◆ **Exercise objective**: In the data below, locate each line with the word "Ireland" and list it.

[Data items]
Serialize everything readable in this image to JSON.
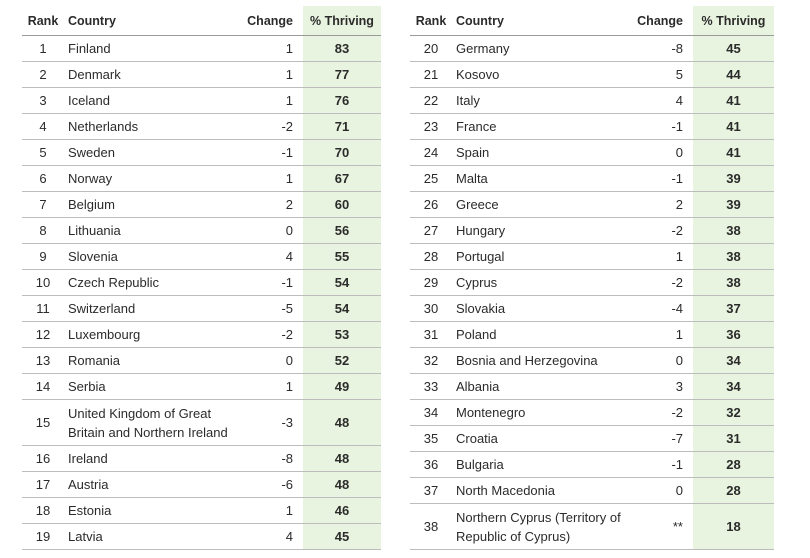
{
  "headers": {
    "rank": "Rank",
    "country": "Country",
    "change": "Change",
    "thriving": "% Thriving"
  },
  "left_rows": [
    {
      "rank": "1",
      "country": "Finland",
      "change": "1",
      "thriving": "83"
    },
    {
      "rank": "2",
      "country": "Denmark",
      "change": "1",
      "thriving": "77"
    },
    {
      "rank": "3",
      "country": "Iceland",
      "change": "1",
      "thriving": "76"
    },
    {
      "rank": "4",
      "country": "Netherlands",
      "change": "-2",
      "thriving": "71"
    },
    {
      "rank": "5",
      "country": "Sweden",
      "change": "-1",
      "thriving": "70"
    },
    {
      "rank": "6",
      "country": "Norway",
      "change": "1",
      "thriving": "67"
    },
    {
      "rank": "7",
      "country": "Belgium",
      "change": "2",
      "thriving": "60"
    },
    {
      "rank": "8",
      "country": "Lithuania",
      "change": "0",
      "thriving": "56"
    },
    {
      "rank": "9",
      "country": "Slovenia",
      "change": "4",
      "thriving": "55"
    },
    {
      "rank": "10",
      "country": "Czech Republic",
      "change": "-1",
      "thriving": "54"
    },
    {
      "rank": "11",
      "country": "Switzerland",
      "change": "-5",
      "thriving": "54"
    },
    {
      "rank": "12",
      "country": "Luxembourg",
      "change": "-2",
      "thriving": "53"
    },
    {
      "rank": "13",
      "country": "Romania",
      "change": "0",
      "thriving": "52"
    },
    {
      "rank": "14",
      "country": "Serbia",
      "change": "1",
      "thriving": "49"
    },
    {
      "rank": "15",
      "country": "United Kingdom of Great Britain and Northern Ireland",
      "change": "-3",
      "thriving": "48"
    },
    {
      "rank": "16",
      "country": "Ireland",
      "change": "-8",
      "thriving": "48"
    },
    {
      "rank": "17",
      "country": "Austria",
      "change": "-6",
      "thriving": "48"
    },
    {
      "rank": "18",
      "country": "Estonia",
      "change": "1",
      "thriving": "46"
    },
    {
      "rank": "19",
      "country": "Latvia",
      "change": "4",
      "thriving": "45"
    }
  ],
  "right_rows": [
    {
      "rank": "20",
      "country": "Germany",
      "change": "-8",
      "thriving": "45"
    },
    {
      "rank": "21",
      "country": "Kosovo",
      "change": "5",
      "thriving": "44"
    },
    {
      "rank": "22",
      "country": "Italy",
      "change": "4",
      "thriving": "41"
    },
    {
      "rank": "23",
      "country": "France",
      "change": "-1",
      "thriving": "41"
    },
    {
      "rank": "24",
      "country": "Spain",
      "change": "0",
      "thriving": "41"
    },
    {
      "rank": "25",
      "country": "Malta",
      "change": "-1",
      "thriving": "39"
    },
    {
      "rank": "26",
      "country": "Greece",
      "change": "2",
      "thriving": "39"
    },
    {
      "rank": "27",
      "country": "Hungary",
      "change": "-2",
      "thriving": "38"
    },
    {
      "rank": "28",
      "country": "Portugal",
      "change": "1",
      "thriving": "38"
    },
    {
      "rank": "29",
      "country": "Cyprus",
      "change": "-2",
      "thriving": "38"
    },
    {
      "rank": "30",
      "country": "Slovakia",
      "change": "-4",
      "thriving": "37"
    },
    {
      "rank": "31",
      "country": "Poland",
      "change": "1",
      "thriving": "36"
    },
    {
      "rank": "32",
      "country": "Bosnia and Herzegovina",
      "change": "0",
      "thriving": "34"
    },
    {
      "rank": "33",
      "country": "Albania",
      "change": "3",
      "thriving": "34"
    },
    {
      "rank": "34",
      "country": "Montenegro",
      "change": "-2",
      "thriving": "32"
    },
    {
      "rank": "35",
      "country": "Croatia",
      "change": "-7",
      "thriving": "31"
    },
    {
      "rank": "36",
      "country": "Bulgaria",
      "change": "-1",
      "thriving": "28"
    },
    {
      "rank": "37",
      "country": "North Macedonia",
      "change": "0",
      "thriving": "28"
    },
    {
      "rank": "38",
      "country": "Northern Cyprus (Territory of Republic of Cyprus)",
      "change": "**",
      "thriving": "18"
    }
  ]
}
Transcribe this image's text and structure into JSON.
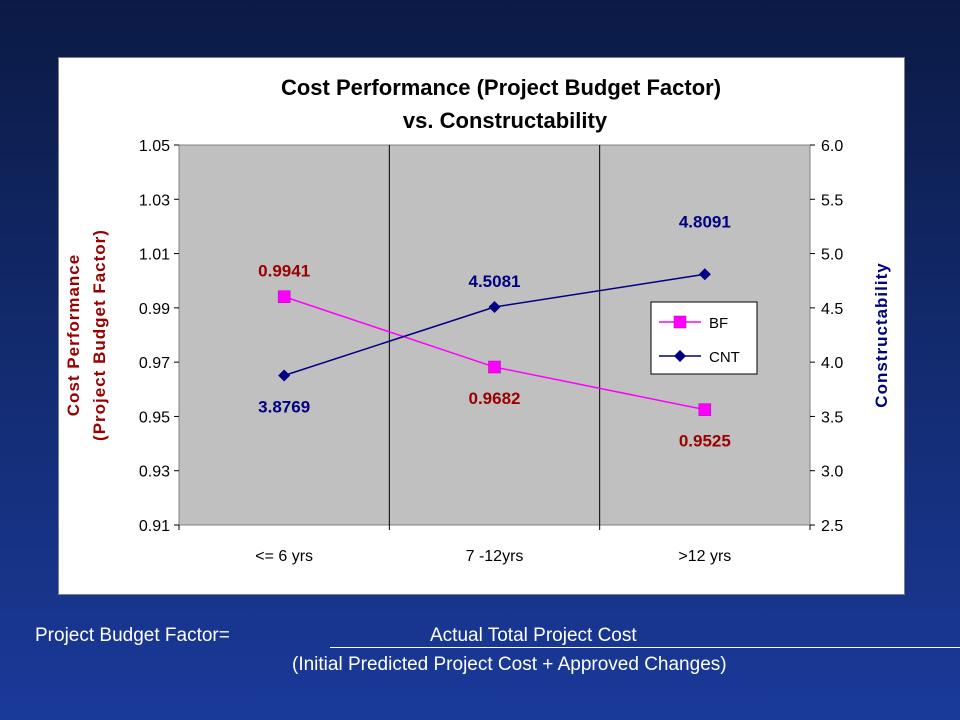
{
  "chart_data": {
    "type": "line",
    "title_line1": "Cost Performance (Project Budget Factor)",
    "title_line2": "vs. Constructability",
    "categories": [
      "<= 6 yrs",
      "7 -12yrs",
      ">12 yrs"
    ],
    "y_left": {
      "label_line1": "Cost Performance",
      "label_line2": "(Project Budget Factor)",
      "ticks": [
        "1.05",
        "1.03",
        "1.01",
        "0.99",
        "0.97",
        "0.95",
        "0.93",
        "0.91"
      ],
      "ylim": [
        0.91,
        1.05
      ]
    },
    "y_right": {
      "label": "Constructability",
      "ticks": [
        "6.0",
        "5.5",
        "5.0",
        "4.5",
        "4.0",
        "3.5",
        "3.0",
        "2.5"
      ],
      "ylim": [
        2.5,
        6.0
      ]
    },
    "series": [
      {
        "name": "BF",
        "axis": "left",
        "values": [
          0.9941,
          0.9682,
          0.9525
        ],
        "labels": [
          "0.9941",
          "0.9682",
          "0.9525"
        ],
        "color": "#ff00ff",
        "label_color": "#990000",
        "marker": "square"
      },
      {
        "name": "CNT",
        "axis": "right",
        "values": [
          3.8769,
          4.5081,
          4.8091
        ],
        "labels": [
          "3.8769",
          "4.5081",
          "4.8091"
        ],
        "color": "#000080",
        "label_color": "#000080",
        "marker": "diamond"
      }
    ],
    "grid": "vertical",
    "legend_position": "right",
    "plot_background": "#c0c0c0"
  },
  "footer": {
    "label": "Project Budget Factor=",
    "numerator": "Actual Total Project Cost",
    "denominator": "(Initial Predicted Project Cost + Approved Changes)"
  }
}
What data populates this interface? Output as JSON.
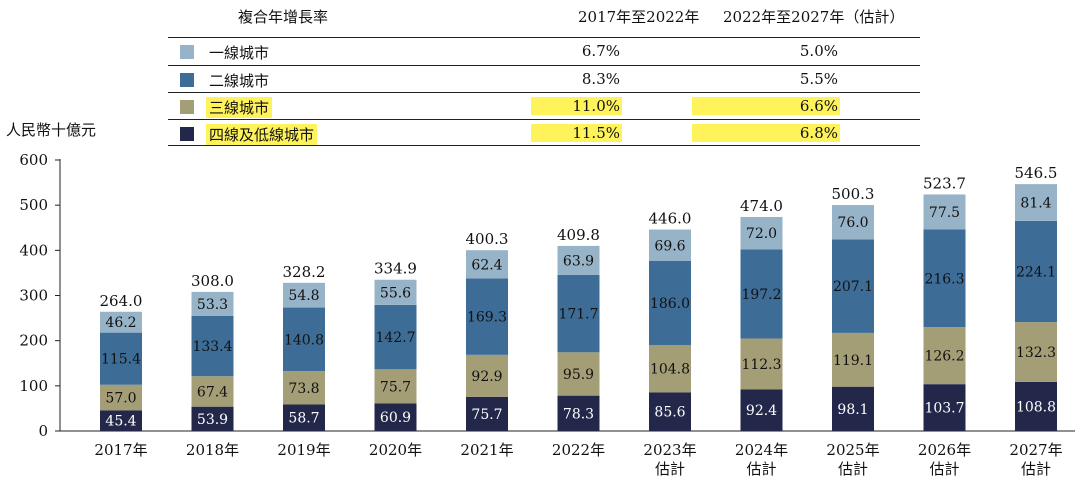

◆ **Result of this task**:
      "country": "United Kingdom of Great Britain and Northern Ireland",
      "country": "Ireland",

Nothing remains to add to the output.